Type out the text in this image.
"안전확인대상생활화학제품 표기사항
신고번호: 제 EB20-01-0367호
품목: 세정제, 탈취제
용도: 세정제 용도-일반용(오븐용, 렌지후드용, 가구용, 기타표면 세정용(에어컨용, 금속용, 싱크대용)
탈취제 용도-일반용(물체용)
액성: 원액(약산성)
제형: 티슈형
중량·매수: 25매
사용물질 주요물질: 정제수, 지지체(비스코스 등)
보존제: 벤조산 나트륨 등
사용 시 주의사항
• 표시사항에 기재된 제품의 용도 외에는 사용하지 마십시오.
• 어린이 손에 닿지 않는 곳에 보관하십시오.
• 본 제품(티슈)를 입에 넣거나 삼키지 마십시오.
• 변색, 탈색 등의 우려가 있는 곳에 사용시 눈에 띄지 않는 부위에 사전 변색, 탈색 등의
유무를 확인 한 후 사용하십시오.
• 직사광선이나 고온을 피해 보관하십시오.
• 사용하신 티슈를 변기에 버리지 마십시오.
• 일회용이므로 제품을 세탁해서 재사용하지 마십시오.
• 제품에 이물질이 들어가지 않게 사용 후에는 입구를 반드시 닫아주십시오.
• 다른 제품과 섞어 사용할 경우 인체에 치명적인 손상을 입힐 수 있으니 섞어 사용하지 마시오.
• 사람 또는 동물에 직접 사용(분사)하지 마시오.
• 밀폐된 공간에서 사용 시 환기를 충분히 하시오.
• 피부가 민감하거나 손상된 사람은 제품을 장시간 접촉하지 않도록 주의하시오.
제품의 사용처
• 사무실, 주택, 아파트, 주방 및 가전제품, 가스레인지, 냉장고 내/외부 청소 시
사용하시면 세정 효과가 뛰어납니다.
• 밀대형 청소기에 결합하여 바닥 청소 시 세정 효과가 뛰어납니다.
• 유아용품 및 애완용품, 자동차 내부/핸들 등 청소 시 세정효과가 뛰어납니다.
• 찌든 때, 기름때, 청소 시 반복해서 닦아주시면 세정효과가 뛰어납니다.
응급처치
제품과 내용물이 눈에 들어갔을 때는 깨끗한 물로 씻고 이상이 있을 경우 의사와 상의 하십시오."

WHAT IS NEEDED> From the entries above, copy every line containing the word "보관하십시오".

SOLUTION FOR THIS PROBLEM>
• 어린이 손에 닿지 않는 곳에 보관하십시오.
• 직사광선이나 고온을 피해 보관하십시오.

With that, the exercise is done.